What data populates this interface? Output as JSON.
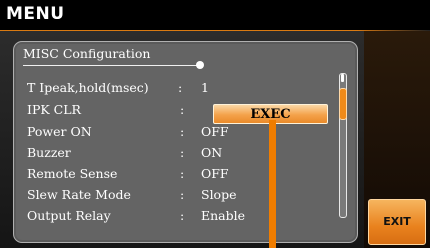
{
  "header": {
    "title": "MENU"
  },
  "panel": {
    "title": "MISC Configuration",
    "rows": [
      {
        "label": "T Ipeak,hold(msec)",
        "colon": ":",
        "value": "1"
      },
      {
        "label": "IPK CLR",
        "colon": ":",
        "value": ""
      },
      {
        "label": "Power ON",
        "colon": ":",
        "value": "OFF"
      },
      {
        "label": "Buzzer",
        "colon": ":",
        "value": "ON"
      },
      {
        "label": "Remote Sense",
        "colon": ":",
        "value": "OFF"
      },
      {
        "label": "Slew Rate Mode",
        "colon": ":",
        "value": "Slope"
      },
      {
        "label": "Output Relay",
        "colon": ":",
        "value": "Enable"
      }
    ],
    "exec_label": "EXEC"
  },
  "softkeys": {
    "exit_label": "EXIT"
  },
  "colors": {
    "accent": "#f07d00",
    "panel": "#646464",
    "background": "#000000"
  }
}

◆ ◆ ◆ ◆ ◆

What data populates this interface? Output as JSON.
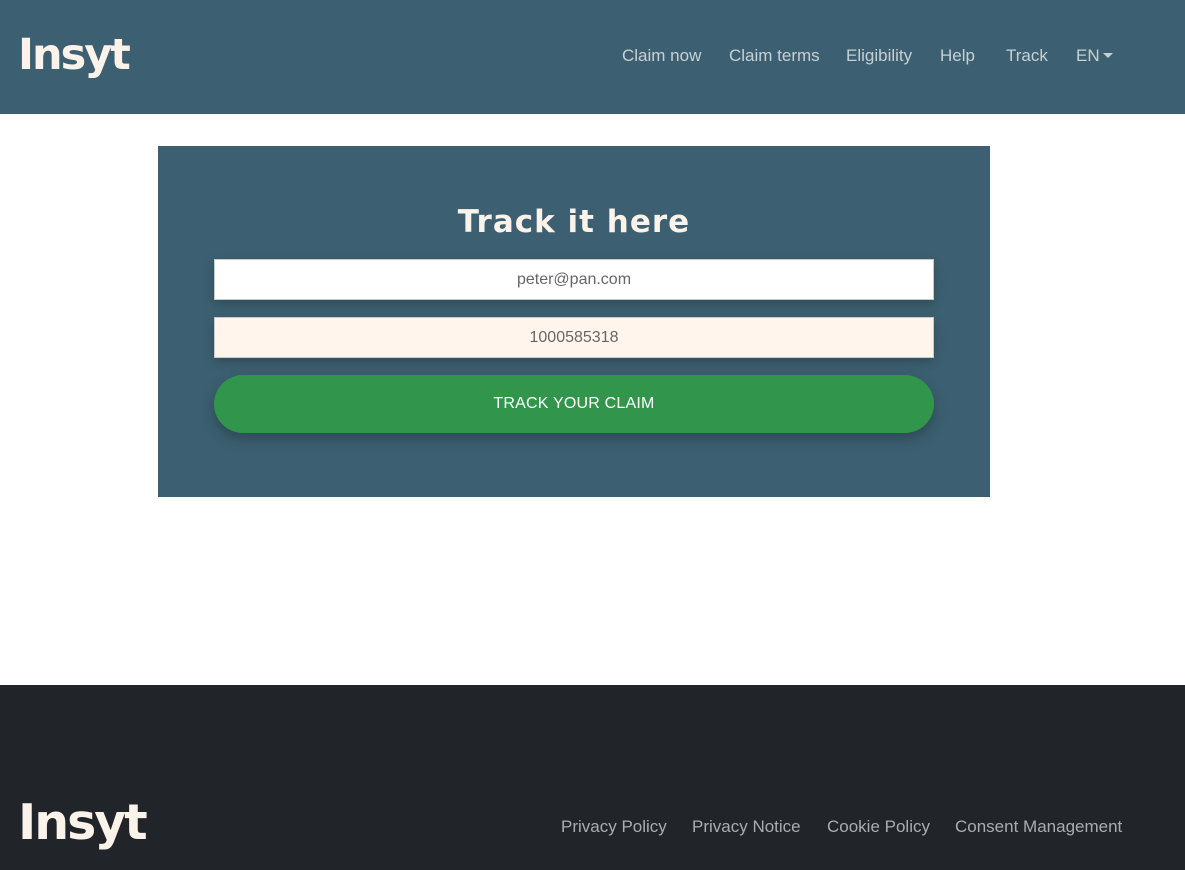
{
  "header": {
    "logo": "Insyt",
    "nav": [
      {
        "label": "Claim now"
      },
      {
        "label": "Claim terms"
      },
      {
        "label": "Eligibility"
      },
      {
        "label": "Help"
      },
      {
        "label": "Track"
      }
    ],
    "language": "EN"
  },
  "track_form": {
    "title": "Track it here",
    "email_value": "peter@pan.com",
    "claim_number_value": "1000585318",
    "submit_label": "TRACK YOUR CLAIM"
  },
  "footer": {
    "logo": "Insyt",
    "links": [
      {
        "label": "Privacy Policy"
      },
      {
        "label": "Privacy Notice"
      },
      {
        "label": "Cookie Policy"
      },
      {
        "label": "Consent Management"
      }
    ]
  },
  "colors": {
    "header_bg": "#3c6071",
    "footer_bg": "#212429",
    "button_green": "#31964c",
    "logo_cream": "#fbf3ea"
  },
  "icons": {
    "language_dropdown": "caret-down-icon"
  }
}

◆ ◆ ◆ ◆ ◆

EXERCISE DESCRIPTION: Search the entries for the word "title" and pick out every line that holds it.

SOLUTION FOR THIS EXERCISE:
    "title": "MENU"
    "title": "MISC Configuration",
    "title": "Track it here",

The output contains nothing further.